Passage to read:
::::
Speaker A: For the chicks. And what produces that, different than, say, that thick grass?
Speaker B: Yeah, clover. Any grasses, if they just flush with bugs, like lespedeza and all these forbs, you can pull a net across there, and if you get a good collection of bugs out, you know you got enough for chicks.
Ramsey Russell: When did you start Prairie Wildlife, this part of it?
Jimmy Bryant: I just accidentally started.
Ramsey Russell: It was a heck of an accident.
Jimmy Bryant: Yeah. I started hunting, and then I bought this place down south, hunting it. Then I decided to try to supplement some income. I started selling hunts, and then I started this lodge. My grandson used to have a little duck hole right out there where the 5-stand is. So we were going to build a little family place, and it got out of hand. It just kept growing, and as expenses went up, you had to work like hell to grow it to beat that.
Ramsey Russell: Why did you start it?
Jimmy Bryant: I built this lodge in 2009. At that time, the only lodging I had was a cabin up here, and we were using it to entertain.
Ramsey Russell: That’s the old cabin we drove by today. Wow. Tell me the history of that cabin.
Jimmy Bryant: I had a place about 30 miles west of here, beautiful prairie land, and the cabin was up on top of hills, some big old cedar trees, monster trees. I never went in the cabin. It had tin on the outside. I stopped at the store, it’d take half a day or longer to go out there and check cattle. I stopped at the store and got me a bottle of milk, some cheese, and crackers, and I said, well, I’ll walk up in this dog trot, sit there and eat. And I looked under the staircase, I saw the logs. I said, hell, this is more than just an old cabin. The inside was plastered. So I went in there and started knocking the plaster off and saw logs. I went upstairs, and all the old cedar shake roof had tin on it, and the rafters were hand-hewn. I patched it up for about a year, didn’t do anything with it. After we’d split the farm up, I put it in the middle of this 3,200 acres. It used to be an old homestead there, because they had daffodils and bricks all around it. So I put it right there. It took me three years, went through three carpenters, finally got it built.
::::
Data section:

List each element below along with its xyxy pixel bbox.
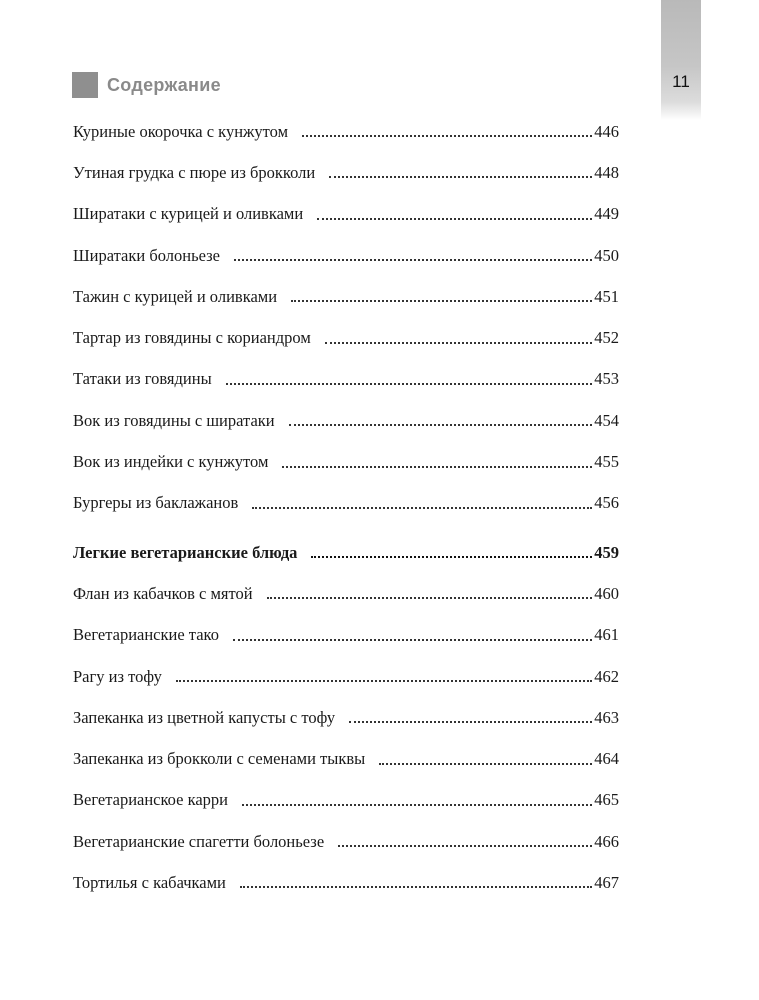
toc-leader-dots (379, 747, 592, 765)
toc-entry[interactable] (73, 400, 619, 441)
toc-entry-title: Вегетарианские спагетти болоньезе (73, 831, 325, 851)
toc-entry[interactable] (73, 697, 619, 738)
toc-entry[interactable] (73, 615, 619, 656)
toc-entry-title: Тажин с курицей и оливками (73, 286, 278, 306)
toc-entry-page: 462 (594, 666, 619, 686)
toc-entry-page: 467 (594, 872, 619, 892)
toc-leader-dots (349, 705, 592, 723)
toc-entry[interactable] (73, 656, 619, 697)
toc-entry-title: Куриные окорочка с кунжутом (73, 121, 289, 141)
toc-entry[interactable] (73, 862, 619, 903)
toc-entry[interactable] (73, 111, 619, 152)
toc-entry-title: Рагу из тофу (73, 666, 162, 686)
section-header (72, 72, 221, 98)
toc-entry[interactable] (73, 152, 619, 193)
toc-entry-page: 466 (594, 831, 619, 851)
toc-entry-page: 464 (594, 749, 619, 769)
toc-entry-title: Ширатаки болоньезе (73, 245, 220, 265)
toc-entry-page: 448 (594, 162, 619, 182)
toc-entry[interactable] (73, 483, 619, 524)
toc-entry-title: Вок из говядины с ширатаки (73, 410, 275, 430)
page-tab (661, 0, 701, 120)
toc-leader-dots (291, 284, 592, 302)
toc-entry-page: 452 (594, 328, 619, 348)
toc-leader-dots (242, 788, 592, 806)
toc-leader-dots (252, 491, 592, 509)
toc-entry[interactable] (73, 738, 619, 779)
toc-leader-dots (338, 829, 592, 847)
toc-entry-page: 461 (594, 625, 619, 645)
toc-entry-title: Запеканка из цветной капусты с тофу (73, 707, 336, 727)
toc-entry-page: 460 (594, 583, 619, 603)
toc-entry-title: Татаки из говядины (73, 369, 212, 389)
toc-entry-page: 446 (594, 121, 619, 141)
page-number: 11 (672, 72, 690, 91)
toc-entry-page: 451 (594, 286, 619, 306)
toc-entry-page: 455 (594, 452, 619, 472)
toc-leader-dots (282, 450, 592, 468)
page-title: Содержание (107, 74, 221, 95)
toc-leader-dots (267, 581, 593, 599)
toc-entry[interactable] (73, 317, 619, 358)
toc-entry-title: Утиная грудка с пюре из брокколи (73, 162, 316, 182)
toc-entry-title: Тортилья с кабачками (73, 872, 226, 892)
toc-entry-page: 453 (594, 369, 619, 389)
toc-entry[interactable] (73, 235, 619, 276)
toc-leader-dots (302, 119, 592, 137)
toc-leader-dots (234, 243, 592, 261)
toc-leader-dots (317, 202, 592, 220)
toc-entry-title: Вок из индейки с кунжутом (73, 452, 269, 472)
toc-entry-title: Запеканка из брокколи с семенами тыквы (73, 749, 366, 769)
table-of-contents (73, 111, 619, 904)
toc-leader-dots (325, 326, 592, 344)
header-square-marker (72, 72, 98, 98)
toc-section-page: 459 (594, 542, 619, 562)
toc-leader-dots (240, 870, 592, 888)
toc-entry[interactable] (73, 276, 619, 317)
toc-entry[interactable] (73, 441, 619, 482)
toc-entry-title: Тартар из говядины с кориандром (73, 328, 311, 348)
toc-leader-dots (311, 540, 592, 558)
toc-leader-dots (176, 664, 592, 682)
toc-entry-page: 449 (594, 204, 619, 224)
toc-entry-page: 465 (594, 790, 619, 810)
toc-leader-dots (329, 160, 592, 178)
toc-entry[interactable] (73, 573, 619, 614)
toc-entry-title: Вегетарианские тако (73, 625, 219, 645)
toc-entry[interactable] (73, 194, 619, 235)
toc-entry-page: 454 (594, 410, 619, 430)
toc-entry-page: 450 (594, 245, 619, 265)
toc-section-heading[interactable] (73, 532, 619, 573)
toc-section-title: Легкие вегетарианские блюда (73, 542, 298, 562)
toc-entry-title: Бургеры из баклажанов (73, 493, 239, 513)
toc-entry[interactable] (73, 780, 619, 821)
toc-entry-title: Ширатаки с курицей и оливками (73, 204, 304, 224)
toc-entry-title: Флан из кабачков с мятой (73, 583, 253, 603)
toc-leader-dots (289, 408, 593, 426)
toc-entry-title: Вегетарианское карри (73, 790, 228, 810)
toc-entry-page: 463 (594, 707, 619, 727)
toc-entry-page: 456 (594, 493, 619, 513)
toc-leader-dots (233, 623, 592, 641)
toc-leader-dots (226, 367, 593, 385)
toc-entry[interactable] (73, 821, 619, 862)
toc-entry[interactable] (73, 359, 619, 400)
::::
Work to be completed: Quote the full interview transcript about Prairie Wildlife word for word, from its first line to its last.

Final result:
Speaker A: For the chicks. And what produces that, different than, say, that thick grass?
Speaker B: Yeah, clover. Any grasses, if they just flush with bugs, like lespedeza and all these forbs, you can pull a net across there, and if you get a good collection of bugs out, you know you got enough for chicks.
Ramsey Russell: When did you start Prairie Wildlife, this part of it?
Jimmy Bryant: I just accidentally started.
Ramsey Russell: It was a heck of an accident.
Jimmy Bryant: Yeah. I started hunting, and then I bought this place down south, hunting it. Then I decided to try to supplement some income. I started selling hunts, and then I started this lodge. My grandson used to have a little duck hole right out there where the 5-stand is. So we were going to build a little family place, and it got out of hand. It just kept growing, and as expenses went up, you had to work like hell to grow it to beat that.
Ramsey Russell: Why did you start it?
Jimmy Bryant: I built this lodge in 2009. At that time, the only lodging I had was a cabin up here, and we were using it to entertain.
Ramsey Russell: That’s the old cabin we drove by today. Wow. Tell me the history of that cabin.
Jimmy Bryant: I had a place about 30 miles west of here, beautiful prairie land, and the cabin was up on top of hills, some big old cedar trees, monster trees. I never went in the cabin. It had tin on the outside. I stopped at the store, it’d take half a day or longer to go out there and check cattle. I stopped at the store and got me a bottle of milk, some cheese, and crackers, and I said, well, I’ll walk up in this dog trot, sit there and eat. And I looked under the staircase, I saw the logs. I said, hell, this is more than just an old cabin. The inside was plastered. So I went in there and started knocking the plaster off and saw logs. I went upstairs, and all the old cedar shake roof had tin on it, and the rafters were hand-hewn. I patched it up for about a year, didn’t do anything with it. After we’d split the farm up, I put it in the middle of this 3,200 acres. It used to be an old homestead there, because they had daffodils and bricks all around it. So I put it right there. It took me three years, went through three carpenters, finally got it built.